# [GIVEN REQUEST]
Each entry that follows is to be retyped exactly. Pictures do not belong in the copy.

# [AVAILABLE DATA]
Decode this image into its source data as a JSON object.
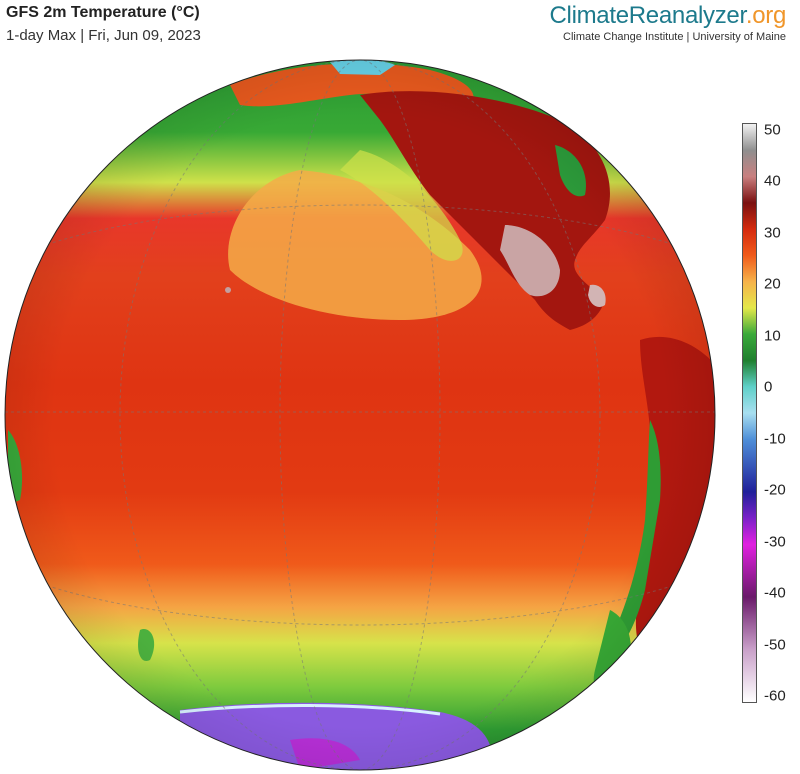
{
  "header": {
    "title": "GFS 2m Temperature (°C)",
    "subtitle": "1-day Max | Fri, Jun 09, 2023"
  },
  "brand": {
    "part1": "Climate",
    "part2": "Reanalyzer",
    "part3": ".org",
    "affiliation": "Climate Change Institute | University of Maine"
  },
  "colorbar": {
    "unit": "°C",
    "ticks": [
      "50",
      "40",
      "30",
      "20",
      "10",
      "0",
      "-10",
      "-20",
      "-30",
      "-40",
      "-50",
      "-60"
    ],
    "stops": [
      {
        "value": 50,
        "color": "#f2f2f2"
      },
      {
        "value": 45,
        "color": "#8f8f8f"
      },
      {
        "value": 40,
        "color": "#c98080"
      },
      {
        "value": 35,
        "color": "#7a1010"
      },
      {
        "value": 30,
        "color": "#d42a0e"
      },
      {
        "value": 25,
        "color": "#f05a1a"
      },
      {
        "value": 20,
        "color": "#f6b24a"
      },
      {
        "value": 15,
        "color": "#e4e84a"
      },
      {
        "value": 10,
        "color": "#3aa93a"
      },
      {
        "value": 5,
        "color": "#1f7f2e"
      },
      {
        "value": 0,
        "color": "#5fd0c8"
      },
      {
        "value": -5,
        "color": "#a8dff0"
      },
      {
        "value": -10,
        "color": "#4f8fd8"
      },
      {
        "value": -20,
        "color": "#20209a"
      },
      {
        "value": -25,
        "color": "#7a20c8"
      },
      {
        "value": -30,
        "color": "#e020e0"
      },
      {
        "value": -40,
        "color": "#6a1a6a"
      },
      {
        "value": -50,
        "color": "#c9a0c9"
      },
      {
        "value": -60,
        "color": "#ffffff"
      }
    ]
  },
  "map": {
    "projection": "orthographic",
    "colors": {
      "tropical_ocean": "#e23a12",
      "warm_ocean": "#f06a22",
      "mild_ocean": "#f7b34e",
      "cool_band": "#d9e64a",
      "cold_band": "#3fae3a",
      "polar_land": "#8a5ae0",
      "hot_land": "#a31510",
      "very_hot_land": "#c9a0a0"
    }
  }
}
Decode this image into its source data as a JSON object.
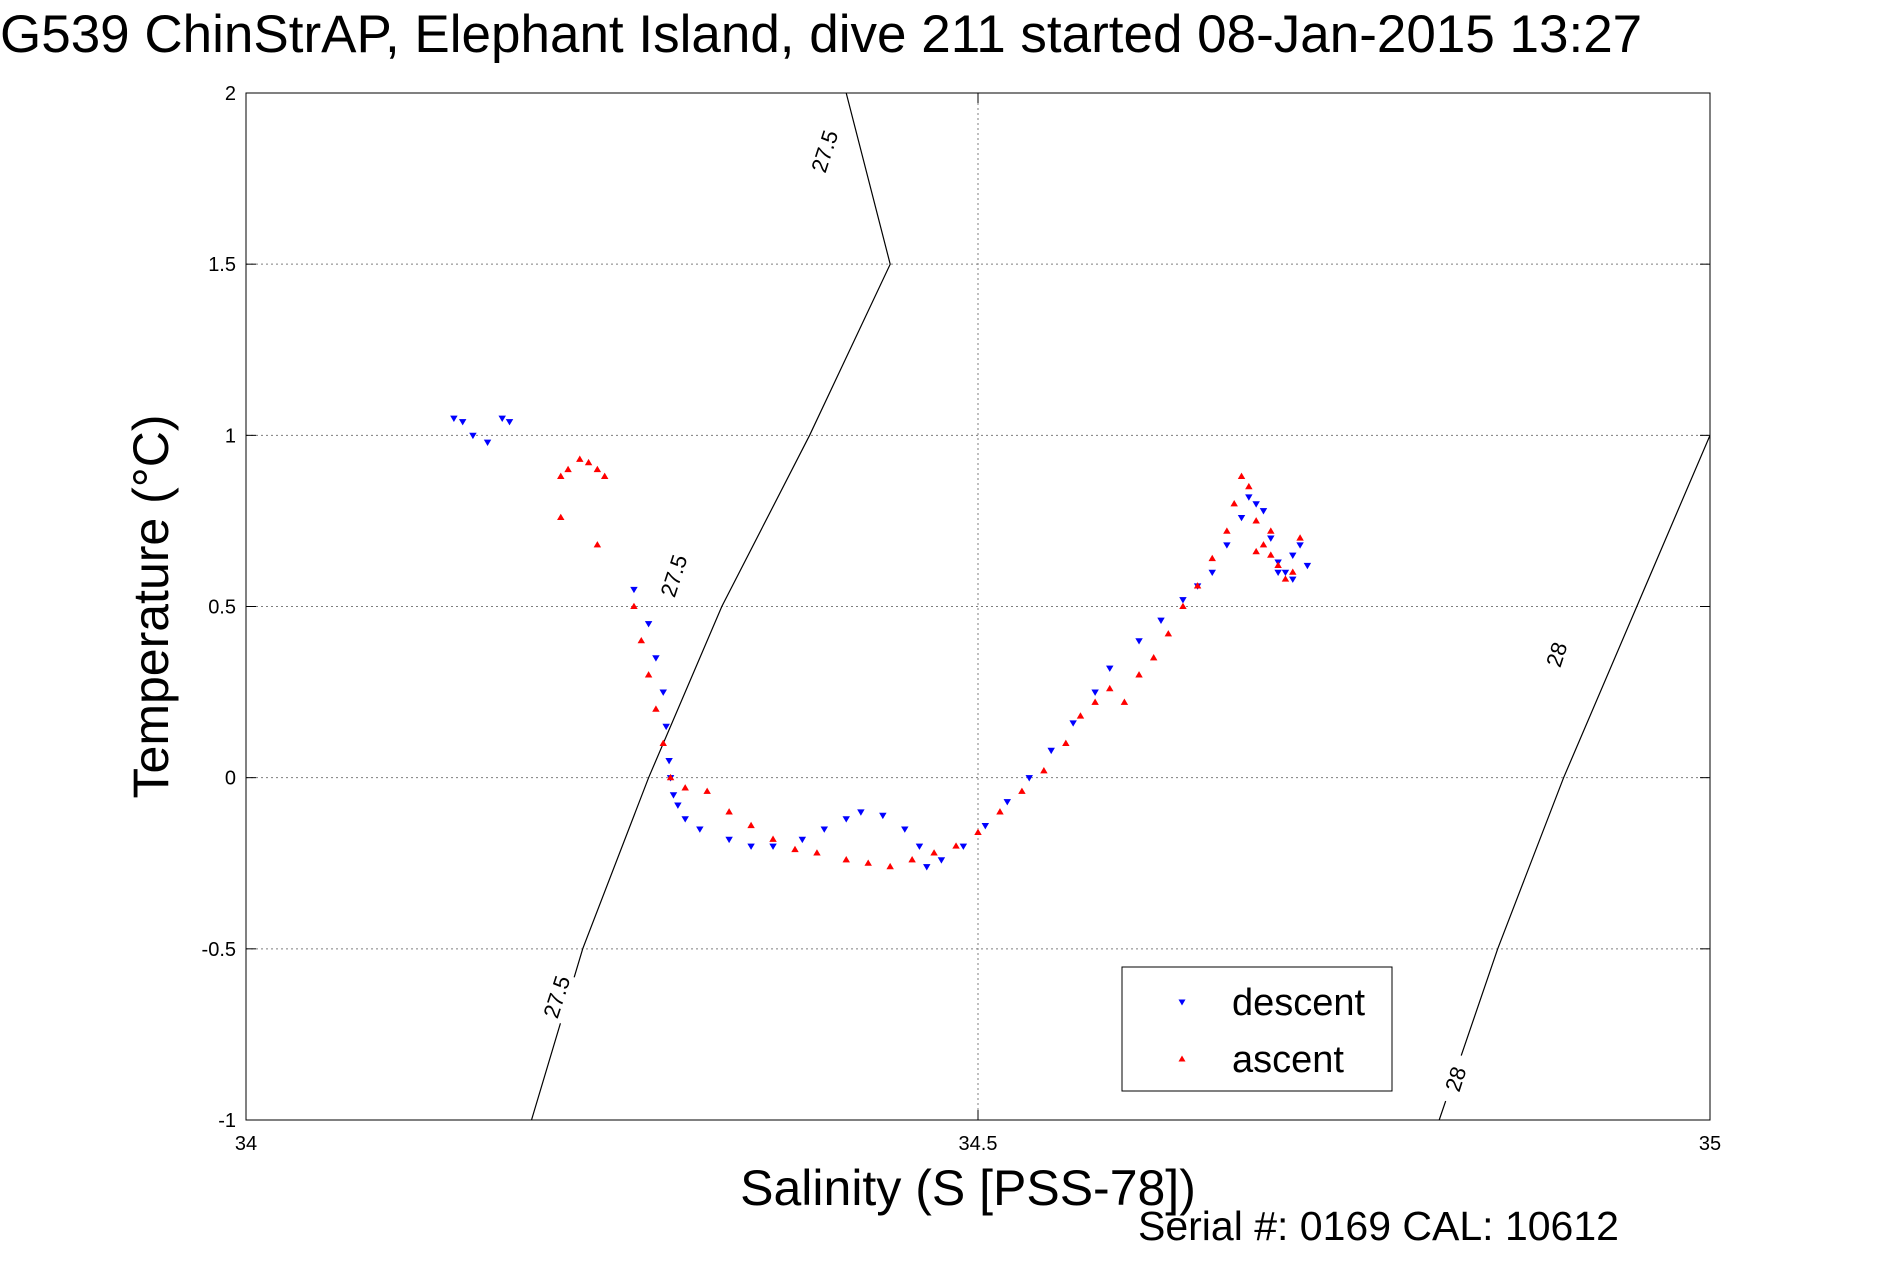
{
  "title": "G539 ChinStrAP, Elephant Island, dive 211 started 08-Jan-2015 13:27",
  "footer": {
    "serial": "Serial #: 0169 CAL: 10612"
  },
  "colors": {
    "descent": "#0000ff",
    "ascent": "#ff0000",
    "contour": "#000000",
    "grid": "#7f7f7f"
  },
  "chart_data": {
    "type": "scatter",
    "title": "G539 ChinStrAP, Elephant Island, dive 211 started 08-Jan-2015 13:27",
    "xlabel": "Salinity (S [PSS-78])",
    "ylabel": "Temperature (°C)",
    "xlim": [
      34,
      35
    ],
    "ylim": [
      -1,
      2
    ],
    "xticks": [
      "34",
      "34.5",
      "35"
    ],
    "yticks": [
      "-1",
      "-0.5",
      "0",
      "0.5",
      "1",
      "1.5",
      "2"
    ],
    "grid": true,
    "legend_position": "bottom-right",
    "contours": [
      {
        "label": "27.5",
        "points": [
          [
            34.195,
            -1.0
          ],
          [
            34.23,
            -0.5
          ],
          [
            34.275,
            0.0
          ],
          [
            34.325,
            0.5
          ],
          [
            34.385,
            1.0
          ],
          [
            34.44,
            1.5
          ],
          [
            34.41,
            2.0
          ]
        ]
      },
      {
        "label": "28",
        "points": [
          [
            34.815,
            -1.0
          ],
          [
            34.855,
            -0.5
          ],
          [
            34.9,
            0.0
          ],
          [
            34.95,
            0.5
          ],
          [
            35.0,
            1.0
          ]
        ]
      }
    ],
    "contour_labels": [
      {
        "text": "27.5",
        "x": 34.395,
        "y": 1.83,
        "angle": -72
      },
      {
        "text": "27.5",
        "x": 34.292,
        "y": 0.59,
        "angle": -72
      },
      {
        "text": "27.5",
        "x": 34.212,
        "y": -0.64,
        "angle": -72
      },
      {
        "text": "28",
        "x": 34.895,
        "y": 0.36,
        "angle": -72
      },
      {
        "text": "28",
        "x": 34.826,
        "y": -0.88,
        "angle": -72
      }
    ],
    "series": [
      {
        "name": "descent",
        "color": "#0000ff",
        "marker": "triangle-down",
        "x": [
          34.142,
          34.148,
          34.155,
          34.165,
          34.175,
          34.18,
          34.265,
          34.275,
          34.28,
          34.285,
          34.287,
          34.289,
          34.29,
          34.292,
          34.295,
          34.3,
          34.31,
          34.33,
          34.345,
          34.36,
          34.38,
          34.395,
          34.41,
          34.42,
          34.435,
          34.45,
          34.46,
          34.465,
          34.475,
          34.49,
          34.505,
          34.52,
          34.535,
          34.55,
          34.565,
          34.58,
          34.59,
          34.61,
          34.625,
          34.64,
          34.65,
          34.66,
          34.67,
          34.68,
          34.685,
          34.69,
          34.695,
          34.7,
          34.705,
          34.71,
          34.715,
          34.72,
          34.725,
          34.715,
          34.705
        ],
        "y": [
          1.05,
          1.04,
          1.0,
          0.98,
          1.05,
          1.04,
          0.55,
          0.45,
          0.35,
          0.25,
          0.15,
          0.05,
          0.0,
          -0.05,
          -0.08,
          -0.12,
          -0.15,
          -0.18,
          -0.2,
          -0.2,
          -0.18,
          -0.15,
          -0.12,
          -0.1,
          -0.11,
          -0.15,
          -0.2,
          -0.26,
          -0.24,
          -0.2,
          -0.14,
          -0.07,
          0.0,
          0.08,
          0.16,
          0.25,
          0.32,
          0.4,
          0.46,
          0.52,
          0.56,
          0.6,
          0.68,
          0.76,
          0.82,
          0.8,
          0.78,
          0.7,
          0.63,
          0.6,
          0.65,
          0.68,
          0.62,
          0.58,
          0.6
        ]
      },
      {
        "name": "ascent",
        "color": "#ff0000",
        "marker": "triangle-up",
        "x": [
          34.215,
          34.22,
          34.228,
          34.234,
          34.24,
          34.245,
          34.215,
          34.24,
          34.265,
          34.27,
          34.275,
          34.28,
          34.285,
          34.29,
          34.3,
          34.315,
          34.33,
          34.345,
          34.36,
          34.375,
          34.39,
          34.41,
          34.425,
          34.44,
          34.455,
          34.47,
          34.485,
          34.5,
          34.515,
          34.53,
          34.545,
          34.56,
          34.57,
          34.58,
          34.59,
          34.6,
          34.61,
          34.62,
          34.63,
          34.64,
          34.65,
          34.66,
          34.67,
          34.675,
          34.68,
          34.685,
          34.69,
          34.695,
          34.7,
          34.705,
          34.71,
          34.715,
          34.72,
          34.7,
          34.69
        ],
        "y": [
          0.88,
          0.9,
          0.93,
          0.92,
          0.9,
          0.88,
          0.76,
          0.68,
          0.5,
          0.4,
          0.3,
          0.2,
          0.1,
          0.0,
          -0.03,
          -0.04,
          -0.1,
          -0.14,
          -0.18,
          -0.21,
          -0.22,
          -0.24,
          -0.25,
          -0.26,
          -0.24,
          -0.22,
          -0.2,
          -0.16,
          -0.1,
          -0.04,
          0.02,
          0.1,
          0.18,
          0.22,
          0.26,
          0.22,
          0.3,
          0.35,
          0.42,
          0.5,
          0.56,
          0.64,
          0.72,
          0.8,
          0.88,
          0.85,
          0.75,
          0.68,
          0.65,
          0.62,
          0.58,
          0.6,
          0.7,
          0.72,
          0.66
        ]
      }
    ]
  }
}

# [WRITTEN RESPONSE]
Decode this image into its source data as a JSON object.
{
  "header": {
    "title": "GFS 2m Temperature (°C)",
    "subtitle": "1-day Max | Fri, Jun 09, 2023"
  },
  "brand": {
    "part1": "Climate",
    "part2": "Reanalyzer",
    "part3": ".org",
    "affiliation": "Climate Change Institute | University of Maine"
  },
  "colorbar": {
    "unit": "°C",
    "ticks": [
      "50",
      "40",
      "30",
      "20",
      "10",
      "0",
      "-10",
      "-20",
      "-30",
      "-40",
      "-50",
      "-60"
    ],
    "stops": [
      {
        "value": 50,
        "color": "#f2f2f2"
      },
      {
        "value": 45,
        "color": "#8f8f8f"
      },
      {
        "value": 40,
        "color": "#c98080"
      },
      {
        "value": 35,
        "color": "#7a1010"
      },
      {
        "value": 30,
        "color": "#d42a0e"
      },
      {
        "value": 25,
        "color": "#f05a1a"
      },
      {
        "value": 20,
        "color": "#f6b24a"
      },
      {
        "value": 15,
        "color": "#e4e84a"
      },
      {
        "value": 10,
        "color": "#3aa93a"
      },
      {
        "value": 5,
        "color": "#1f7f2e"
      },
      {
        "value": 0,
        "color": "#5fd0c8"
      },
      {
        "value": -5,
        "color": "#a8dff0"
      },
      {
        "value": -10,
        "color": "#4f8fd8"
      },
      {
        "value": -20,
        "color": "#20209a"
      },
      {
        "value": -25,
        "color": "#7a20c8"
      },
      {
        "value": -30,
        "color": "#e020e0"
      },
      {
        "value": -40,
        "color": "#6a1a6a"
      },
      {
        "value": -50,
        "color": "#c9a0c9"
      },
      {
        "value": -60,
        "color": "#ffffff"
      }
    ]
  },
  "map": {
    "projection": "orthographic",
    "colors": {
      "tropical_ocean": "#e23a12",
      "warm_ocean": "#f06a22",
      "mild_ocean": "#f7b34e",
      "cool_band": "#d9e64a",
      "cold_band": "#3fae3a",
      "polar_land": "#8a5ae0",
      "hot_land": "#a31510",
      "very_hot_land": "#c9a0a0"
    }
  }
}
Decode this image into its source data as a JSON object.
{
  "title": "G539 ChinStrAP, Elephant Island, dive 211 started 08-Jan-2015 13:27",
  "footer": {
    "serial": "Serial #: 0169 CAL: 10612"
  },
  "colors": {
    "descent": "#0000ff",
    "ascent": "#ff0000",
    "contour": "#000000",
    "grid": "#7f7f7f"
  },
  "chart_data": {
    "type": "scatter",
    "title": "G539 ChinStrAP, Elephant Island, dive 211 started 08-Jan-2015 13:27",
    "xlabel": "Salinity (S [PSS-78])",
    "ylabel": "Temperature (°C)",
    "xlim": [
      34,
      35
    ],
    "ylim": [
      -1,
      2
    ],
    "xticks": [
      "34",
      "34.5",
      "35"
    ],
    "yticks": [
      "-1",
      "-0.5",
      "0",
      "0.5",
      "1",
      "1.5",
      "2"
    ],
    "grid": true,
    "legend_position": "bottom-right",
    "contours": [
      {
        "label": "27.5",
        "points": [
          [
            34.195,
            -1.0
          ],
          [
            34.23,
            -0.5
          ],
          [
            34.275,
            0.0
          ],
          [
            34.325,
            0.5
          ],
          [
            34.385,
            1.0
          ],
          [
            34.44,
            1.5
          ],
          [
            34.41,
            2.0
          ]
        ]
      },
      {
        "label": "28",
        "points": [
          [
            34.815,
            -1.0
          ],
          [
            34.855,
            -0.5
          ],
          [
            34.9,
            0.0
          ],
          [
            34.95,
            0.5
          ],
          [
            35.0,
            1.0
          ]
        ]
      }
    ],
    "contour_labels": [
      {
        "text": "27.5",
        "x": 34.395,
        "y": 1.83,
        "angle": -72
      },
      {
        "text": "27.5",
        "x": 34.292,
        "y": 0.59,
        "angle": -72
      },
      {
        "text": "27.5",
        "x": 34.212,
        "y": -0.64,
        "angle": -72
      },
      {
        "text": "28",
        "x": 34.895,
        "y": 0.36,
        "angle": -72
      },
      {
        "text": "28",
        "x": 34.826,
        "y": -0.88,
        "angle": -72
      }
    ],
    "series": [
      {
        "name": "descent",
        "color": "#0000ff",
        "marker": "triangle-down",
        "x": [
          34.142,
          34.148,
          34.155,
          34.165,
          34.175,
          34.18,
          34.265,
          34.275,
          34.28,
          34.285,
          34.287,
          34.289,
          34.29,
          34.292,
          34.295,
          34.3,
          34.31,
          34.33,
          34.345,
          34.36,
          34.38,
          34.395,
          34.41,
          34.42,
          34.435,
          34.45,
          34.46,
          34.465,
          34.475,
          34.49,
          34.505,
          34.52,
          34.535,
          34.55,
          34.565,
          34.58,
          34.59,
          34.61,
          34.625,
          34.64,
          34.65,
          34.66,
          34.67,
          34.68,
          34.685,
          34.69,
          34.695,
          34.7,
          34.705,
          34.71,
          34.715,
          34.72,
          34.725,
          34.715,
          34.705
        ],
        "y": [
          1.05,
          1.04,
          1.0,
          0.98,
          1.05,
          1.04,
          0.55,
          0.45,
          0.35,
          0.25,
          0.15,
          0.05,
          0.0,
          -0.05,
          -0.08,
          -0.12,
          -0.15,
          -0.18,
          -0.2,
          -0.2,
          -0.18,
          -0.15,
          -0.12,
          -0.1,
          -0.11,
          -0.15,
          -0.2,
          -0.26,
          -0.24,
          -0.2,
          -0.14,
          -0.07,
          0.0,
          0.08,
          0.16,
          0.25,
          0.32,
          0.4,
          0.46,
          0.52,
          0.56,
          0.6,
          0.68,
          0.76,
          0.82,
          0.8,
          0.78,
          0.7,
          0.63,
          0.6,
          0.65,
          0.68,
          0.62,
          0.58,
          0.6
        ]
      },
      {
        "name": "ascent",
        "color": "#ff0000",
        "marker": "triangle-up",
        "x": [
          34.215,
          34.22,
          34.228,
          34.234,
          34.24,
          34.245,
          34.215,
          34.24,
          34.265,
          34.27,
          34.275,
          34.28,
          34.285,
          34.29,
          34.3,
          34.315,
          34.33,
          34.345,
          34.36,
          34.375,
          34.39,
          34.41,
          34.425,
          34.44,
          34.455,
          34.47,
          34.485,
          34.5,
          34.515,
          34.53,
          34.545,
          34.56,
          34.57,
          34.58,
          34.59,
          34.6,
          34.61,
          34.62,
          34.63,
          34.64,
          34.65,
          34.66,
          34.67,
          34.675,
          34.68,
          34.685,
          34.69,
          34.695,
          34.7,
          34.705,
          34.71,
          34.715,
          34.72,
          34.7,
          34.69
        ],
        "y": [
          0.88,
          0.9,
          0.93,
          0.92,
          0.9,
          0.88,
          0.76,
          0.68,
          0.5,
          0.4,
          0.3,
          0.2,
          0.1,
          0.0,
          -0.03,
          -0.04,
          -0.1,
          -0.14,
          -0.18,
          -0.21,
          -0.22,
          -0.24,
          -0.25,
          -0.26,
          -0.24,
          -0.22,
          -0.2,
          -0.16,
          -0.1,
          -0.04,
          0.02,
          0.1,
          0.18,
          0.22,
          0.26,
          0.22,
          0.3,
          0.35,
          0.42,
          0.5,
          0.56,
          0.64,
          0.72,
          0.8,
          0.88,
          0.85,
          0.75,
          0.68,
          0.65,
          0.62,
          0.58,
          0.6,
          0.7,
          0.72,
          0.66
        ]
      }
    ]
  }
}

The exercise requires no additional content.